**Text extract:**
▼▼▼

When it moves, any one of those could be the reason.
At smaller spend levels you can eyeball it and get away with it. But as your account scales, that single number gets harder to act on, and the gap between what ACOS shows and what’s driving it starts to cost you.
Why ACOS is a trailing indicator, not a signal
ACOS tells you what already happened. It doesn’t tell you why, or what to do about it. That distinction sounds obvious until you’re staring at a number that’s climbed 10 points in a week and you’re not sure whether to act, or where to even start.
Two accounts from Amazon seller threads on Reddit show what this looks like in practice:
Account A: Home renovation seller, 40% ACOS
- 85% of sales driven by PPC
- ACOS hovering at 40%, eating all margin
- Every expert they consulted said to spend more to scale
When they actually dug in, the problem wasn’t bids, but targeting.
Broad keywords were pulling in B2C window shoppers who browsed and left. The product, home renovation supplies, had a natural B2B audience.
They needed to target contractors and pros buying in bulk, with significantly higher order values.
Once they restructured campaigns toward that buyer segment and cut every keyword that hadn’t converted in 30 days, the results changed.
ACOS dropped from 40% to 29% and ad sales rose 43% with identical spend.
If they’d just reacted to the ACOS number, the percentage might have improved and the real problem would have stayed invisible.
Account B: Scaled account, $316k in ad spend, 15.9% ACOS
- $1.9M in ad sales from PPC alone
- Managing ACOS at this level required a different approach entirely
What they tracked instead was placement behavior. If top-of-search impressions fell, bids went up. If product page impressions climbed without a corresponding sales lift, they looked at traffic quality, not just the ACOS readout.

▲▲▲

**Data extract:**

▼▼▼

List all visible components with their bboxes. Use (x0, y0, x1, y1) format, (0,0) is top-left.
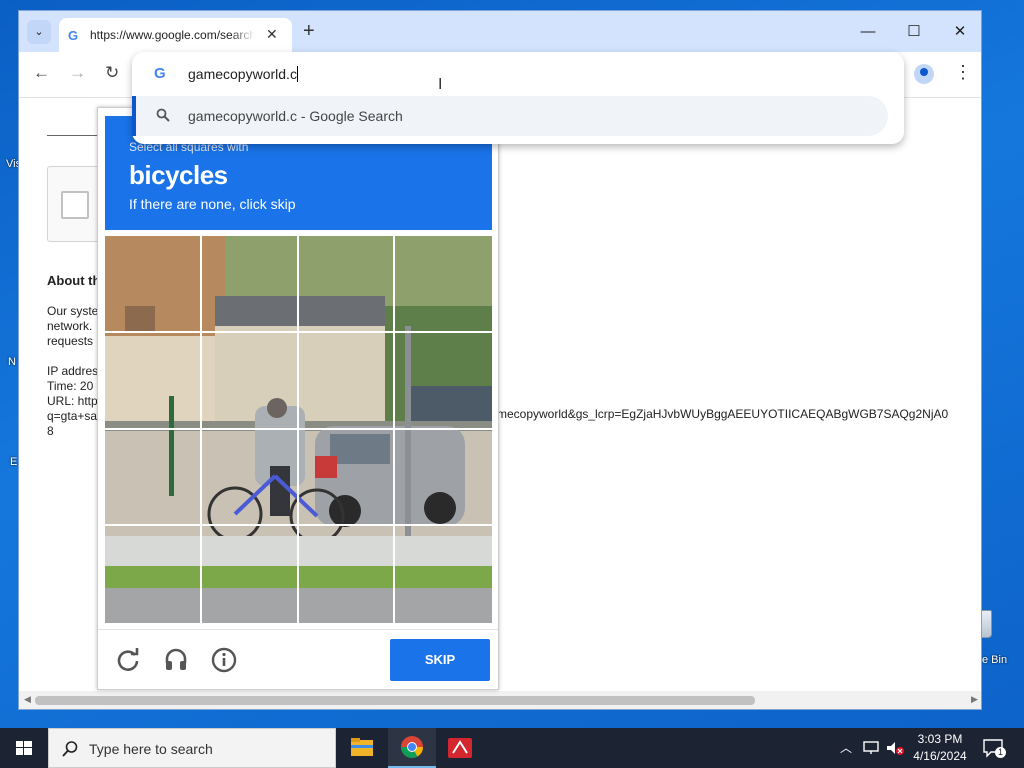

▲▲▲

**Required work:**
**1)** For each statement about the ACOS text, answer yes or no and quote the words from the text that decide it.
(a) Account A lowered its ACOS from 40% to 29% without changing spend.
(b) The home renovation seller found that bids were the problem.
(c) Account B spent $1.9M on ads.
**2)** Using the ACOS text, answer these questions:
(a) What share of Account A's sales came from PPC?
(b) The cut keywords had gone how many days without converting?
(c) What did Account B do when top-of-search impressions fell?
**3)** Return the passage of the ACOS text starting at "Account B: Scaled" and ending at "the ACOS readout.".
Answer from the ACOS text only, not from the other material.

**Solutions in order:**
**1)**
(a) Yes: "ACOS dropped from 40% to 29% and ad sales rose 43% with identical spend."
(b) No: "the problem wasn’t bids, but targeting."
(c) No: "$316k in ad spend"

**2)**
(a) 85%
(b) 30 days
(c) Bids went up.

**3)**
Account B: Scaled account, $316k in ad spend, 15.9% ACOS
- $1.9M in ad sales from PPC alone
- Managing ACOS at this level required a different approach entirely
What they tracked instead was placement behavior. If top-of-search impressions fell, bids went up. If product page impressions climbed without a corresponding sales lift, they looked at traffic quality, not just the ACOS readout.